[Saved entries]
[START]
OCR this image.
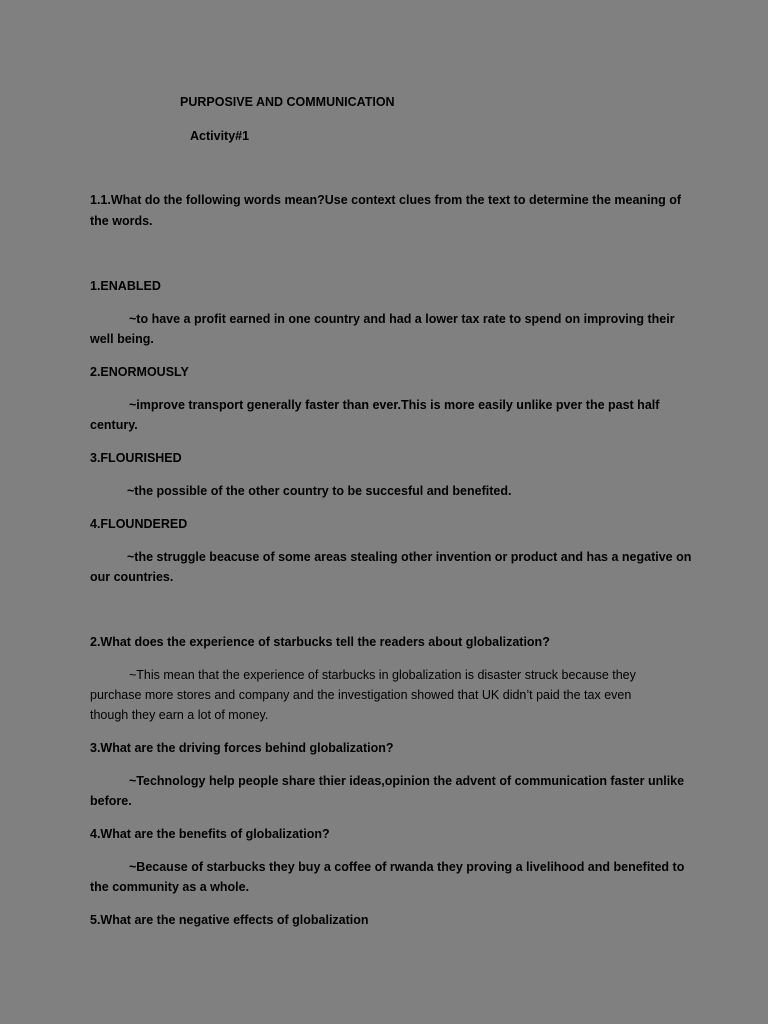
PURPOSIVE AND COMMUNICATION

Activity#1

1.1.What do the following words mean?Use context clues from the text to determine the meaning of

the words.

1.ENABLED

~to have a profit earned in one country and had a lower tax rate to spend on improving their

well being.

2.ENORMOUSLY

~improve transport generally faster than ever.This is more easily unlike pver the past half

century.

3.FLOURISHED

~the possible of the other country to be succesful and benefited.

4.FLOUNDERED

~the struggle beacuse of some areas stealing other invention or product and has a negative on

our countries.

2.What does the experience of starbucks tell the readers about globalization?

~This mean that the experience of starbucks in globalization is disaster struck because they

purchase more stores and company and the investigation showed that UK didn’t paid the tax even

though they earn a lot of money.

3.What are the driving forces behind globalization?

~Technology help people share thier ideas,opinion the advent of communication faster unlike

before.

4.What are the benefits of globalization?

~Because of starbucks they buy a coffee of rwanda they proving a livelihood and benefited to

the community as a whole.

5.What are the negative effects of globalization
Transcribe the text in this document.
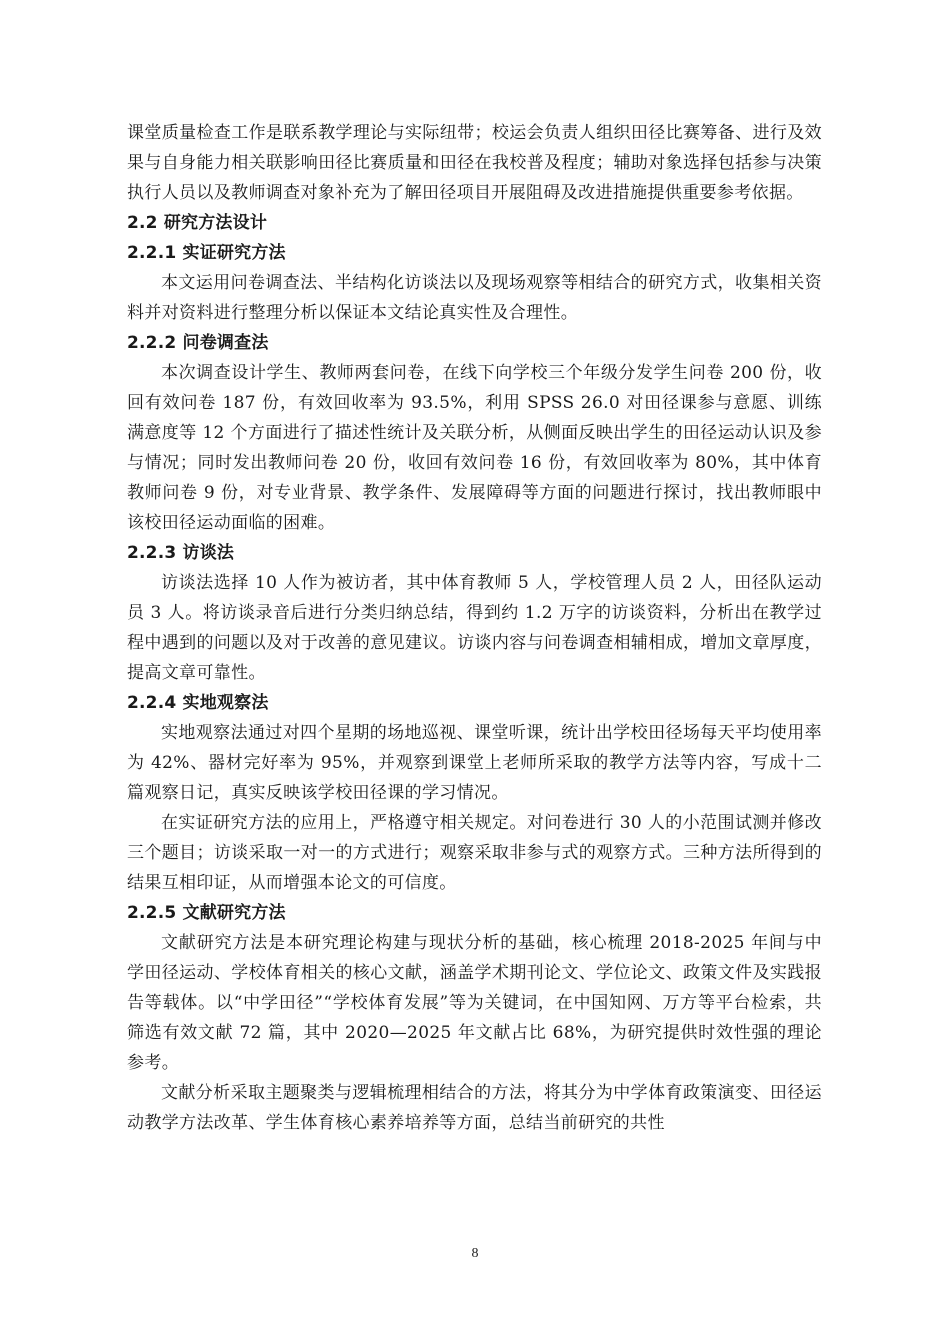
课堂质量检查工作是联系教学理论与实际纽带；校运会负责人组织田径比赛筹备、进行及效果与自身能力相关联影响田径比赛质量和田径在我校普及程度；辅助对象选择包括参与决策执行人员以及教师调查对象补充为了解田径项目开展阻碍及改进措施提供重要参考依据。

2.2 研究方法设计

2.2.1 实证研究方法

本文运用问卷调查法、半结构化访谈法以及现场观察等相结合的研究方式，收集相关资料并对资料进行整理分析以保证本文结论真实性及合理性。

2.2.2 问卷调查法

本次调查设计学生、教师两套问卷，在线下向学校三个年级分发学生问卷 200 份，收回有效问卷 187 份，有效回收率为 93.5%，利用 SPSS 26.0 对田径课参与意愿、训练满意度等 12 个方面进行了描述性统计及关联分析，从侧面反映出学生的田径运动认识及参与情况；同时发出教师问卷 20 份，收回有效问卷 16 份，有效回收率为 80%，其中体育教师问卷 9 份，对专业背景、教学条件、发展障碍等方面的问题进行探讨，找出教师眼中该校田径运动面临的困难。

2.2.3 访谈法

访谈法选择 10 人作为被访者，其中体育教师 5 人，学校管理人员 2 人，田径队运动员 3 人。将访谈录音后进行分类归纳总结，得到约 1.2 万字的访谈资料，分析出在教学过程中遇到的问题以及对于改善的意见建议。访谈内容与问卷调查相辅相成，增加文章厚度，提高文章可靠性。

2.2.4 实地观察法

实地观察法通过对四个星期的场地巡视、课堂听课，统计出学校田径场每天平均使用率为 42%、器材完好率为 95%，并观察到课堂上老师所采取的教学方法等内容，写成十二篇观察日记，真实反映该学校田径课的学习情况。

在实证研究方法的应用上，严格遵守相关规定。对问卷进行 30 人的小范围试测并修改三个题目；访谈采取一对一的方式进行；观察采取非参与式的观察方式。三种方法所得到的结果互相印证，从而增强本论文的可信度。

2.2.5 文献研究方法

文献研究方法是本研究理论构建与现状分析的基础，核心梳理 2018-2025 年间与中学田径运动、学校体育相关的核心文献，涵盖学术期刊论文、学位论文、政策文件及实践报告等载体。以“中学田径”“学校体育发展”等为关键词，在中国知网、万方等平台检索，共筛选有效文献 72 篇，其中 2020—2025 年文献占比 68%，为研究提供时效性强的理论参考。

文献分析采取主题聚类与逻辑梳理相结合的方法，将其分为中学体育政策演变、田径运动教学方法改革、学生体育核心素养培养等方面，总结当前研究的共性

8
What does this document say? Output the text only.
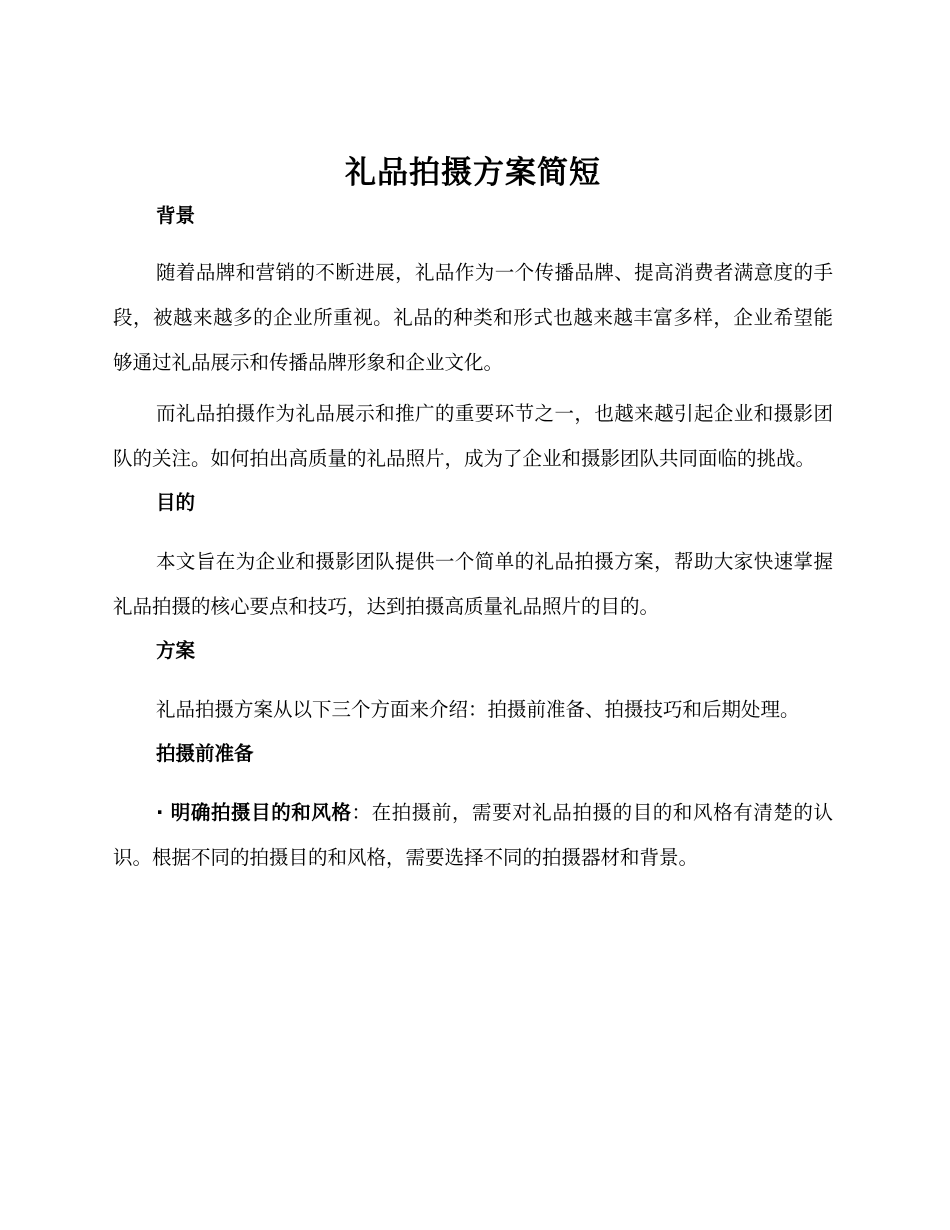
礼品拍摄方案简短
背景

随着品牌和营销的不断进展，礼品作为一个传播品牌、提高消费者满意度的手段，被越来越多的企业所重视。礼品的种类和形式也越来越丰富多样，企业希望能够通过礼品展示和传播品牌形象和企业文化。

而礼品拍摄作为礼品展示和推广的重要环节之一，也越来越引起企业和摄影团队的关注。如何拍出高质量的礼品照片，成为了企业和摄影团队共同面临的挑战。

目的

本文旨在为企业和摄影团队提供一个简单的礼品拍摄方案，帮助大家快速掌握礼品拍摄的核心要点和技巧，达到拍摄高质量礼品照片的目的。

方案

礼品拍摄方案从以下三个方面来介绍：拍摄前准备、拍摄技巧和后期处理。

拍摄前准备

· 明确拍摄目的和风格：在拍摄前，需要对礼品拍摄的目的和风格有清楚的认识。根据不同的拍摄目的和风格，需要选择不同的拍摄器材和背景。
[END]
**Given problem**
Look through the entries and return every line where "that" appears.

**Solution below**
~This mean that the experience of starbucks in globalization is disaster struck because they
purchase more stores and company and the investigation showed that UK didn’t paid the tax even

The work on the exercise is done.